§ Task details: Go through the material below and copy all lines with "labels".

Records from a data collection
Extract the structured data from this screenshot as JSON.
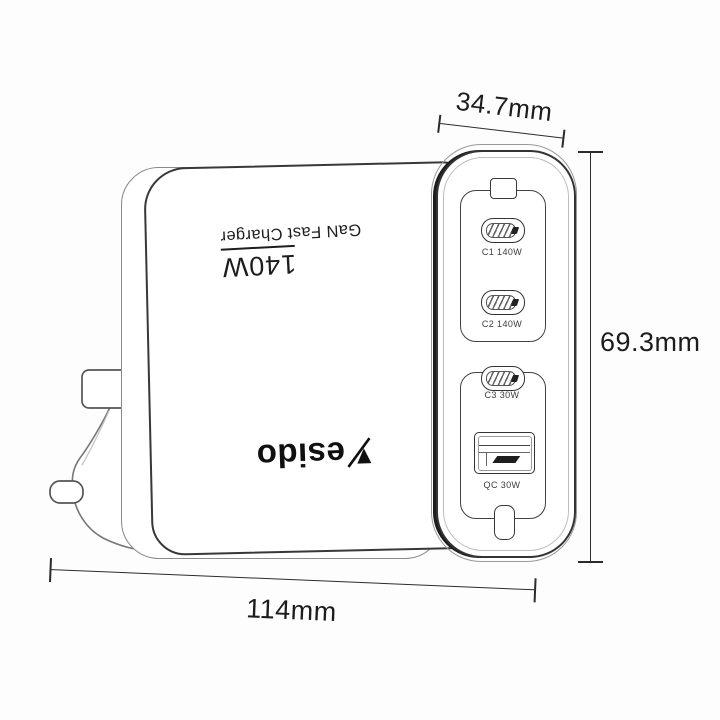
{
  "annotations": {
    "top_width": "34.7mm",
    "height": "69.3mm",
    "bottom_width": "114mm"
  },
  "charger": {
    "brand": "Yesido",
    "brand_display_after_mark": "esido",
    "print": {
      "wattage": "140W",
      "product_name": "GaN Fast Charger"
    },
    "ports": [
      {
        "type": "usb-c",
        "label": "C1 140W"
      },
      {
        "type": "usb-c",
        "label": "C2 140W"
      },
      {
        "type": "usb-c",
        "label": "C3 30W"
      },
      {
        "type": "usb-a",
        "label": "QC 30W"
      }
    ],
    "plug_type": "uk-plug"
  },
  "colors": {
    "dimension_line": "#2b2b2b",
    "outline": "#383838",
    "ink": "#101010",
    "background": "#fdfdfd"
  }
}
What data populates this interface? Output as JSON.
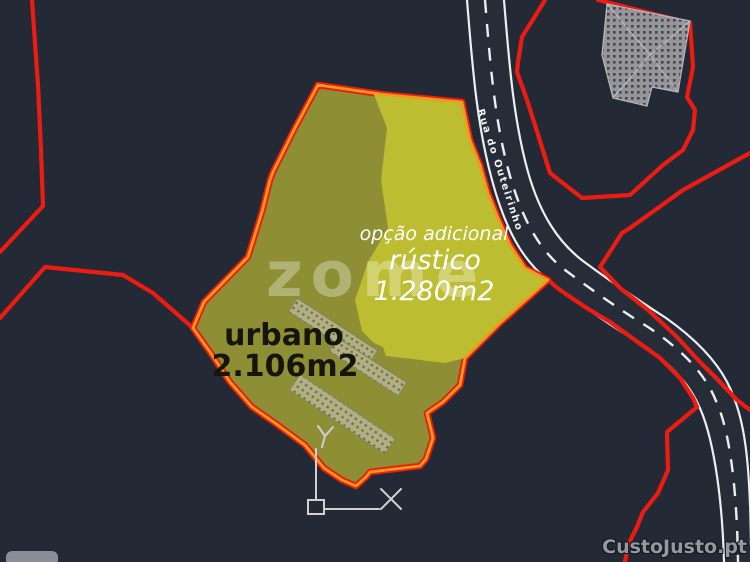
{
  "scene": {
    "type": "cadastral-cad-plan",
    "background_color": "#242936"
  },
  "parcel": {
    "urban": {
      "name": "urbano",
      "area": "2.106m2",
      "fill_color": "#8e8e34"
    },
    "rustic": {
      "name": "rústico",
      "area": "1.280m2",
      "note": "opção adicional",
      "fill_color": "#bdbd32"
    },
    "outline_colors": {
      "outer": "#ec1c12",
      "inner": "#f09a1c"
    }
  },
  "road": {
    "name": "Rua do Outeirinho"
  },
  "watermarks": {
    "center_brand": "zome",
    "bottom_right_site": "CustoJusto.pt"
  },
  "ucs_icon": {
    "x_label": "X",
    "y_label": "Y"
  },
  "colors": {
    "background": "#242936",
    "boundary_red": "#ec1c12",
    "parcel_orange": "#f09a1c",
    "urban_olive": "#8e8e34",
    "rustic_yellow": "#bdbd32",
    "road_fill": "#272c39",
    "road_markings": "#eceef0"
  }
}
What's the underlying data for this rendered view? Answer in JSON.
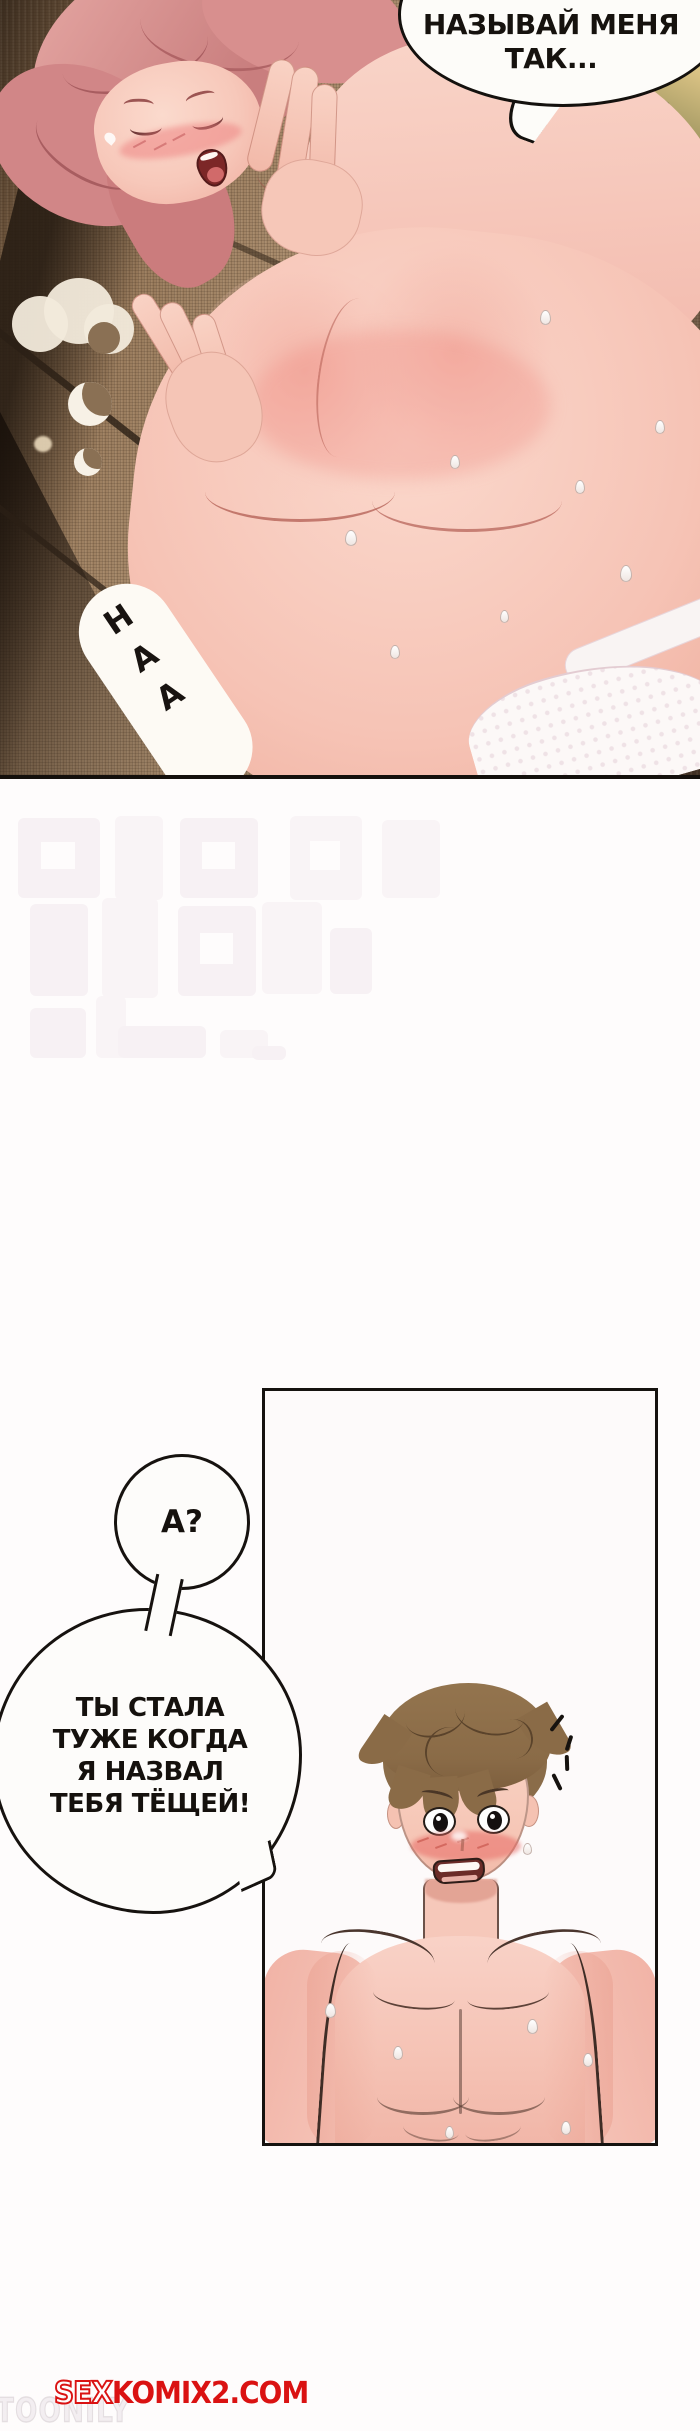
{
  "page": {
    "width_px": 700,
    "height_px": 2431
  },
  "panel_1": {
    "speech_bubble": {
      "lines": [
        "НАЗЫВАЙ МЕНЯ",
        "ТАК..."
      ]
    },
    "moan_bubble": {
      "text": "НАА"
    }
  },
  "panel_2": {
    "small_bubble": {
      "text": "А?"
    },
    "large_bubble": {
      "lines": [
        "ТЫ СТАЛА",
        "ТУЖЕ КОГДА",
        "Я НАЗВАЛ",
        "ТЕБЯ ТЁЩЕЙ!"
      ]
    }
  },
  "watermarks": {
    "site": {
      "prefix": "SEX",
      "rest": "KOMIX2.COM",
      "color": "#da1212"
    },
    "scanlator": {
      "text": "TOONILY"
    }
  },
  "colors": {
    "page_background": "#fefcfc",
    "panel_border": "#16120f",
    "couch_brown": "#97795a",
    "skin": "#f6c6ba",
    "hair_pink": "#d18687",
    "hair_brown": "#8a6b47",
    "blush_red": "#e76a64",
    "watermark_red": "#da1212"
  }
}
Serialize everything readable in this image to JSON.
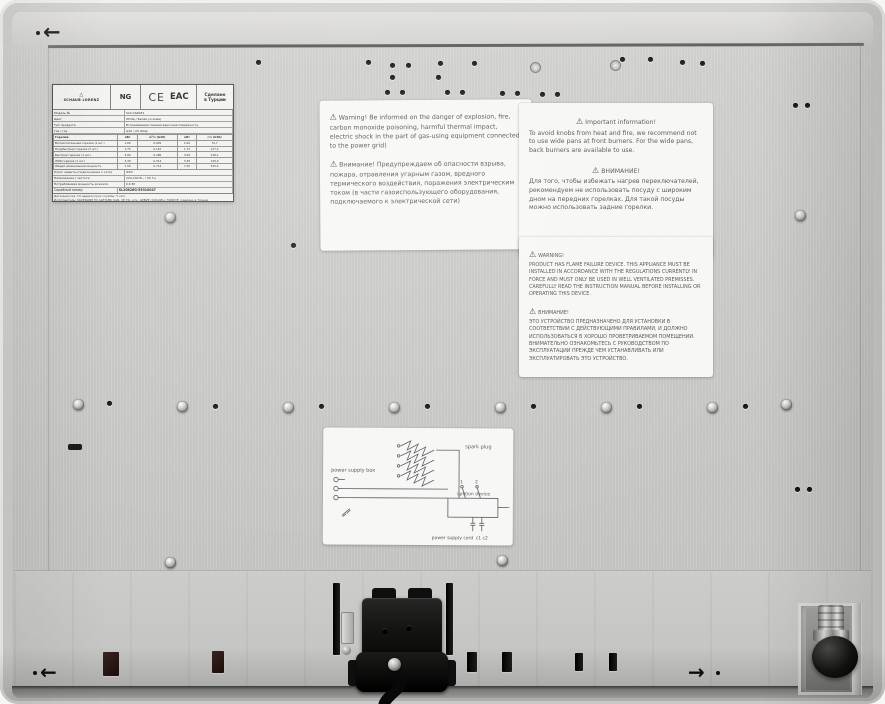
{
  "arrows": {
    "left": "←",
    "right": "→"
  },
  "rating_plate": {
    "brand": "SCHAUB LORENZ",
    "gas_type": "NG",
    "ce_mark": "CE",
    "eac_mark": "EAC",
    "made_in_line1": "Сделано",
    "made_in_line2": "в Турции",
    "specs": [
      {
        "label": "Модель №",
        "value": "SLK GS6031"
      },
      {
        "label": "Цвет",
        "value": "White / Белая (основа)"
      },
      {
        "label": "Тип продукта",
        "value": "Встраиваемая газовая варочная поверхность"
      },
      {
        "label": "Газ / газ",
        "value": "G20 / 20 мбар"
      }
    ],
    "burner_table": {
      "header": [
        "Горелки",
        "кВт",
        "м³/ч (G20)",
        "кВт",
        "г/ч (G30)"
      ],
      "rows": [
        [
          "Вспомогательная горелка (1 шт.)",
          "1,00",
          "0,095",
          "1,00",
          "72,7"
        ],
        [
          "Полубыстрая горелка (2 шт.)",
          "1,75",
          "0,167",
          "1,75",
          "127,2"
        ],
        [
          "Быстрая горелка (1 шт.)",
          "3,00",
          "0,286",
          "3,00",
          "218,1"
        ],
        [
          "WOK-горелка (1 шт.)",
          "3,30",
          "0,314",
          "3,30",
          "239,9"
        ],
        [
          "Общая номинальная мощность",
          "7,50",
          "0,714",
          "7,50",
          "545,4"
        ]
      ]
    },
    "extra_rows": [
      {
        "label": "Класс защиты (подключение к сети)",
        "value": "IP20"
      },
      {
        "label": "Напряжение / частота",
        "value": "220-240 В~ / 50 Гц"
      },
      {
        "label": "Потребляемая мощность розжига",
        "value": "0,6 Вт"
      }
    ],
    "serial_label": "Серийный номер",
    "serial_value": "SL20826G-55310047",
    "footer_lines": [
      "Дата выпуска: 13 неделя (срок службы: 5 лет)",
      "Изготовитель: SILVERLINE EV ALETLERI SAN. VE TIC. A.S., GEBZE / KOCAELI, TURKIYE. Сделано в Турции",
      "Декларация о соответствии: см. сопроводительную документацию. Не оставляйте работающий прибор без присмотра",
      "Импортер / организация, уполномоченная на принятие претензий: см. гарантийный талон",
      "Адрес: РФ, г. Москва. Сервисное обслуживание — по телефону горячей линии",
      "Тел.: +7-495-287-98-28"
    ],
    "warning_icons": "⚠ ⚠ ⚠",
    "barcode_number": "8 690934 491705"
  },
  "stickers": {
    "explosion": {
      "en": "Warning! Be informed on the danger of explosion, fire, carbon monoxide poisoning, harmful thermal impact, electric shock in the part of gas-using equipment connected to the power grid)",
      "ru": "Внимание! Предупреждаем об опасности взрыва, пожара, отравления угарным газом, вредного термического воздействия, поражения электрическим током (в части газоиспользующего оборудования, подключаемого к электрической сети)"
    },
    "pans": {
      "en_title": "Important information!",
      "en_body": "To avoid knobs from heat and fire, we recommend not to use wide pans at front burners. For the wide pans, back burners are available to use.",
      "ru_title": "ВНИМАНИЕ!",
      "ru_body": "Для того, чтобы избежать нагрев переключателей, рекомендуем не использовать посуду с широким дном на передних горелках. Для такой посуды можно использовать задние горелки."
    },
    "flame": {
      "en_title": "WARNING!",
      "en_body": "PRODUCT HAS FLAME FAILURE DEVICE. THIS APPLIANCE MUST BE INSTALLED IN ACCORDANCE WITH THE REGULATIONS CURRENTLY IN FORCE AND MUST ONLY BE USED IN WELL VENTILATED PREMISSES. CAREFULLY READ THE INSTRUCTION MANUAL BEFORE INSTALLING OR OPERATING THIS DEVICE.",
      "ru_title": "ВНИМАНИЕ!",
      "ru_body": "ЭТО УСТРОЙСТВО ПРЕДНАЗНАЧЕНО ДЛЯ УСТАНОВКИ В СООТВЕТСТВИИ С ДЕЙСТВУЮЩИМИ ПРАВИЛАМИ, И ДОЛЖНО ИСПОЛЬЗОВАТЬСЯ В ХОРОШО ПРОВЕТРИВАЕМОМ ПОМЕЩЕНИИ. ВНИМАТЕЛЬНО ОЗНАКОМЬТЕСЬ С РУКОВОДСТВОМ ПО ЭКСПЛУАТАЦИИ ПРЕЖДЕ ЧЕМ УСТАНАВЛИВАТЬ ИЛИ ЭКСПЛУАТИРОВАТЬ ЭТО УСТРОЙСТВО."
    }
  },
  "wiring": {
    "labels": {
      "power_box": "power supply box",
      "spark": "spark plug",
      "ignition": "ignition device",
      "cord": "power supply cord",
      "caps": "c1  c2",
      "sw1": "1",
      "sw2": "2"
    }
  }
}
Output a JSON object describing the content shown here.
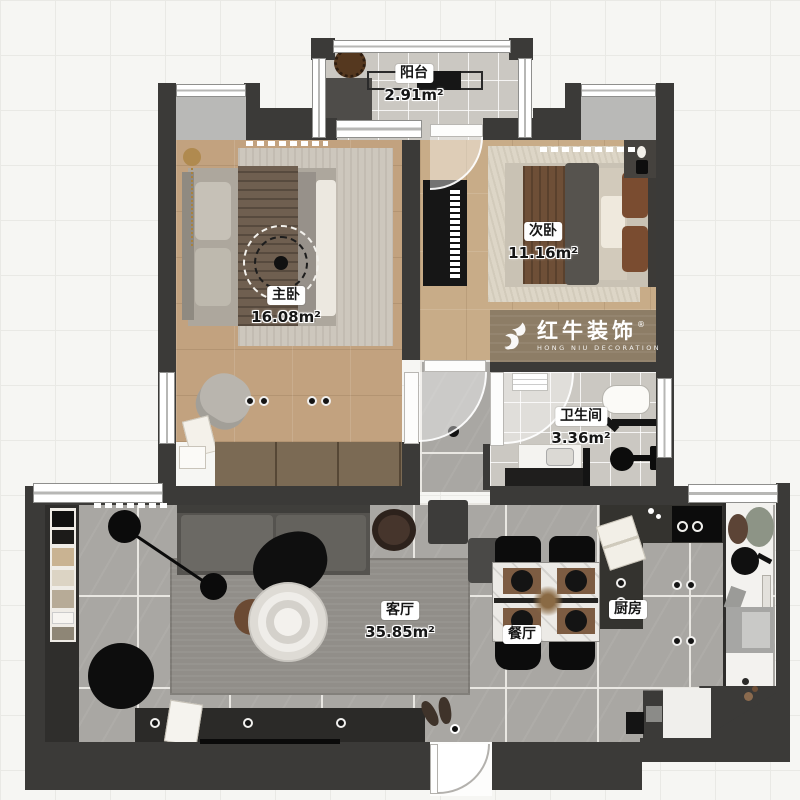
{
  "rooms": {
    "balcony": {
      "name": "阳台",
      "area": "2.91m²"
    },
    "master": {
      "name": "主卧",
      "area": "16.08m²"
    },
    "second": {
      "name": "次卧",
      "area": "11.16m²"
    },
    "bathroom": {
      "name": "卫生间",
      "area": "3.36m²"
    },
    "living": {
      "name": "客厅",
      "area": "35.85m²"
    },
    "dining": {
      "name": "餐厅"
    },
    "kitchen": {
      "name": "厨房"
    }
  },
  "logo": {
    "brand": "红牛装饰",
    "subtitle": "HONG NIU DECORATION",
    "registered": "®"
  },
  "colors": {
    "wall": "#3b3a38",
    "wood_floor": "#c2a27f",
    "gray_tile": "#a9a7a3",
    "light_tile": "#cbc8c2",
    "logo_wood": "#8d7d66",
    "accent_black": "#141414"
  }
}
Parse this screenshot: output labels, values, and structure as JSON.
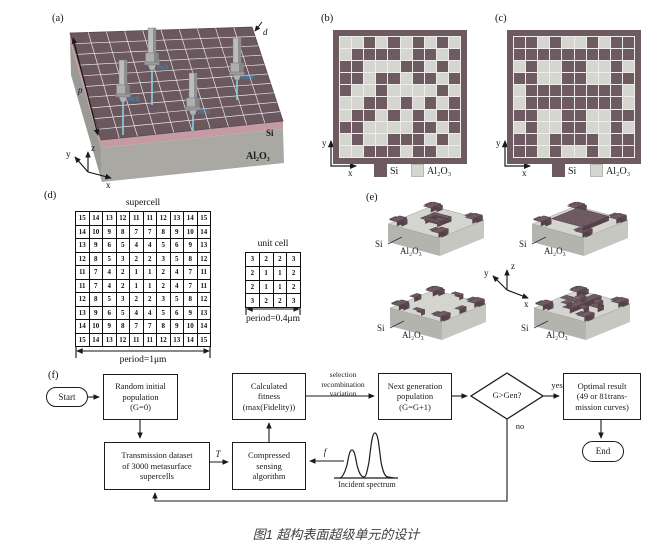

§ Right answer:
    "labels": {
Parse this screenshot: output labels, values, and structure as JSON.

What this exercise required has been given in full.